Given request:
Quote the records that follow in full and exactly; leave out the pictures.

Data entries:
+++

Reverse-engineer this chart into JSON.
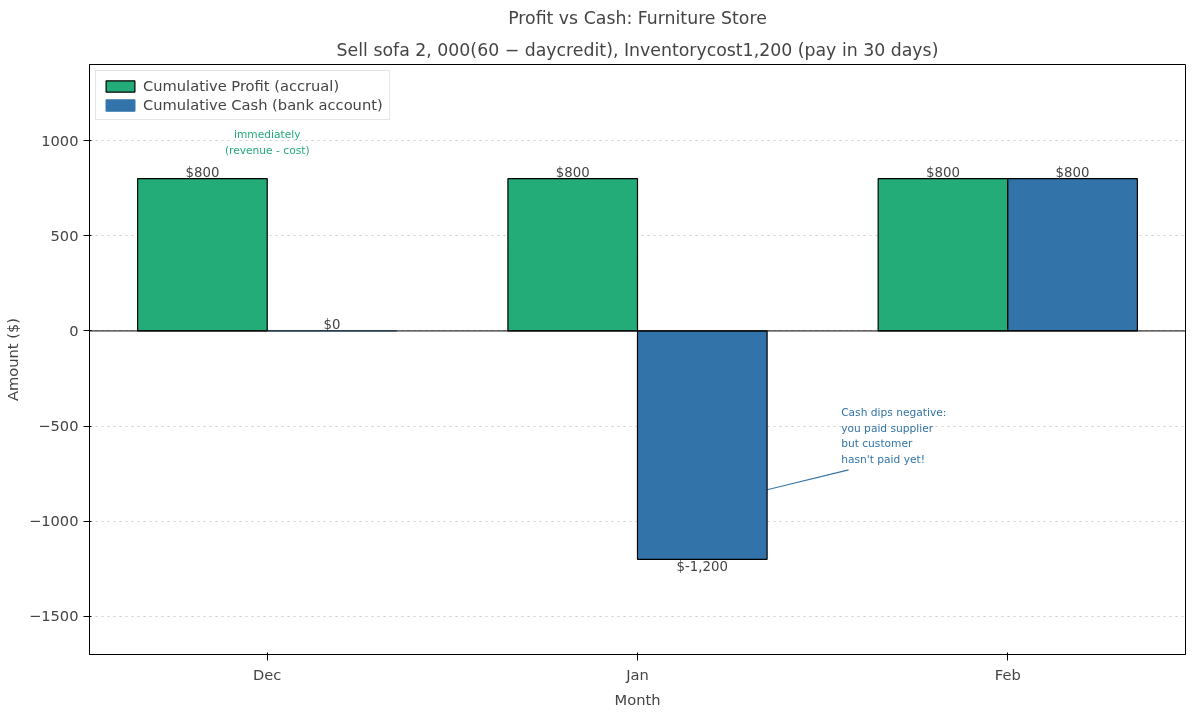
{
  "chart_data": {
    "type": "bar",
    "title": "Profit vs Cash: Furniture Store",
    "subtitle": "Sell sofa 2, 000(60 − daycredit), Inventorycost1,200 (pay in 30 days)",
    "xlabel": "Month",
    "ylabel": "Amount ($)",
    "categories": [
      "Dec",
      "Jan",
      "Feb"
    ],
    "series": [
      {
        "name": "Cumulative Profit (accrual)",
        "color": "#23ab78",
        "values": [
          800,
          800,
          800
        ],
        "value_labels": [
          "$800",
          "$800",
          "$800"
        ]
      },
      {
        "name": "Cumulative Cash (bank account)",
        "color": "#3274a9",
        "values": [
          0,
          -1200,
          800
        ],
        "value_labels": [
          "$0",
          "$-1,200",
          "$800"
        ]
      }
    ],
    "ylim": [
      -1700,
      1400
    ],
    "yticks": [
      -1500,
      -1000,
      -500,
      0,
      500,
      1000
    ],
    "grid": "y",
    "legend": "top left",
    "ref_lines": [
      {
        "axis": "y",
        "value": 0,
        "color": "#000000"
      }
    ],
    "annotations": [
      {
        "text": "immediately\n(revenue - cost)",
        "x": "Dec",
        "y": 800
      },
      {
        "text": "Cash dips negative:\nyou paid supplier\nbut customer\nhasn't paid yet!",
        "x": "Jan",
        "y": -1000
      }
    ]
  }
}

+++

Answer to the exercise:
Reverse-engineer this chart into JSON.
{
  "chart_data": {
    "type": "bar",
    "title": "Profit vs Cash: Furniture Store",
    "subtitle": "Sell sofa 2, 000(60 − daycredit), Inventorycost1,200 (pay in 30 days)",
    "xlabel": "Month",
    "ylabel": "Amount ($)",
    "categories": [
      "Dec",
      "Jan",
      "Feb"
    ],
    "series": [
      {
        "name": "Cumulative Profit (accrual)",
        "color": "#23ab78",
        "values": [
          800,
          800,
          800
        ],
        "value_labels": [
          "$800",
          "$800",
          "$800"
        ]
      },
      {
        "name": "Cumulative Cash (bank account)",
        "color": "#3274a9",
        "values": [
          0,
          -1200,
          800
        ],
        "value_labels": [
          "$0",
          "$-1,200",
          "$800"
        ]
      }
    ],
    "ylim": [
      -1700,
      1400
    ],
    "yticks": [
      -1500,
      -1000,
      -500,
      0,
      500,
      1000
    ],
    "grid": "y",
    "legend": "top left",
    "ref_lines": [
      {
        "axis": "y",
        "value": 0,
        "color": "#000000"
      }
    ],
    "annotations": [
      {
        "text": "immediately\n(revenue - cost)",
        "x": "Dec",
        "y": 800
      },
      {
        "text": "Cash dips negative:\nyou paid supplier\nbut customer\nhasn't paid yet!",
        "x": "Jan",
        "y": -1000
      }
    ]
  }
}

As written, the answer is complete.